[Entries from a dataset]

• • • • •

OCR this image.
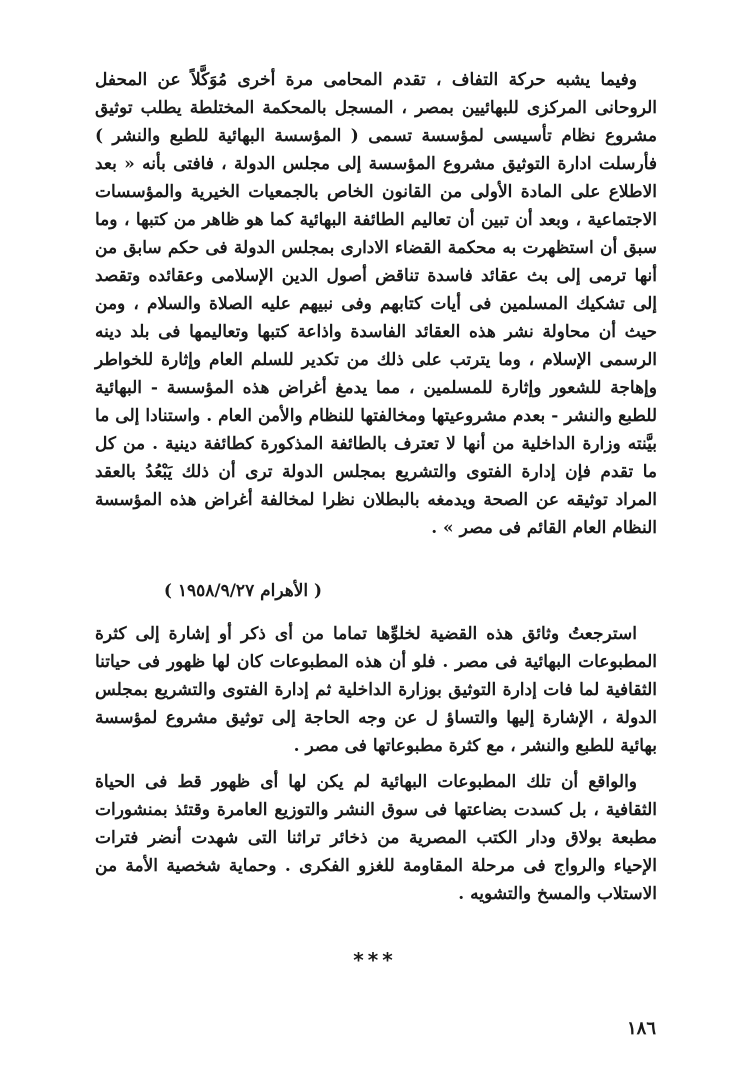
وفيما يشبه حركة التفاف ، تقدم المحامى مرة أخرى مُوَكَّلاً عن المحفل الروحانى المركزى للبهائيين بمصر ، المسجل بالمحكمة المختلطة يطلب توثيق مشروع نظام تأسيسى لمؤسسة تسمى ( المؤسسة البهائية للطبع والنشر ) فأرسلت ادارة التوثيق مشروع المؤسسة إلى مجلس الدولة ، فافتى بأنه « بعد الاطلاع على المادة الأولى من القانون الخاص بالجمعيات الخيرية والمؤسسات الاجتماعية ، وبعد أن تبين أن تعاليم الطائفة البهائية كما هو ظاهر من كتبها ، وما سبق أن استظهرت به محكمة القضاء الادارى بمجلس الدولة فى حكم سابق من أنها ترمى إلى بث عقائد فاسدة تناقض أصول الدين الإسلامى وعقائده وتقصد إلى تشكيك المسلمين فى أيات كتابهم وفى نبيهم عليه الصلاة والسلام ، ومن حيث أن محاولة نشر هذه العقائد الفاسدة واذاعة كتبها وتعاليمها فى بلد دينه الرسمى الإسلام ، وما يترتب على ذلك من تكدير للسلم العام وإثارة للخواطر وإهاجة للشعور وإثارة للمسلمين ، مما يدمغ أغراض هذه المؤسسة - البهائية للطبع والنشر - بعدم مشروعيتها ومخالفتها للنظام والأمن العام . واستنادا إلى ما بيَّنته وزارة الداخلية من أنها لا تعترف بالطائفة المذكورة كطائفة دينية . من كل ما تقدم فإن إدارة الفتوى والتشريع بمجلس الدولة ترى أن ذلك يَبْعُدُ بالعقد المراد توثيقه عن الصحة ويدمغه بالبطلان نظرا لمخالفة أغراض هذه المؤسسة النظام العام القائم فى مصر » .

( الأهرام ١٩٥٨/٩/٢٧ )

استرجعتُ وثائق هذه القضية لخلوِّها تماما من أى ذكر أو إشارة إلى كثرة المطبوعات البهائية فى مصر . فلو أن هذه المطبوعات كان لها ظهور فى حياتنا الثقافية لما فات إدارة التوثيق بوزارة الداخلية ثم إدارة الفتوى والتشريع بمجلس الدولة ، الإشارة إليها والتساؤ ل عن وجه الحاجة إلى توثيق مشروع لمؤسسة بهائية للطبع والنشر ، مع كثرة مطبوعاتها فى مصر .

والواقع أن تلك المطبوعات البهائية لم يكن لها أى ظهور قط فى الحياة الثقافية ، بل كسدت بضاعتها فى سوق النشر والتوزيع العامرة وقتئذ بمنشورات مطبعة بولاق ودار الكتب المصرية من ذخائر تراثنا التى شهدت أنضر فترات الإحياء والرواج فى مرحلة المقاومة للغزو الفكرى . وحماية شخصية الأمة من الاستلاب والمسخ والتشويه .

***
١٨٦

• • • • •

**WHAT TO WORK ON:**
Give every line of the material that includes the string "المطبوعات".

**FULL SOLUTION:**
استرجعتُ وثائق هذه القضية لخلوِّها تماما من أى ذكر أو إشارة إلى كثرة المطبوعات البهائية فى مصر . فلو أن هذه المطبوعات كان لها ظهور فى حياتنا الثقافية لما فات إدارة التوثيق بوزارة الداخلية ثم إدارة الفتوى والتشريع بمجلس الدولة ، الإشارة إليها والتساؤ ل عن وجه الحاجة إلى توثيق مشروع لمؤسسة بهائية للطبع والنشر ، مع كثرة مطبوعاتها فى مصر .
والواقع أن تلك المطبوعات البهائية لم يكن لها أى ظهور قط فى الحياة الثقافية ، بل كسدت بضاعتها فى سوق النشر والتوزيع العامرة وقتئذ بمنشورات مطبعة بولاق ودار الكتب المصرية من ذخائر تراثنا التى شهدت أنضر فترات الإحياء والرواج فى مرحلة المقاومة للغزو الفكرى . وحماية شخصية الأمة من الاستلاب والمسخ والتشويه .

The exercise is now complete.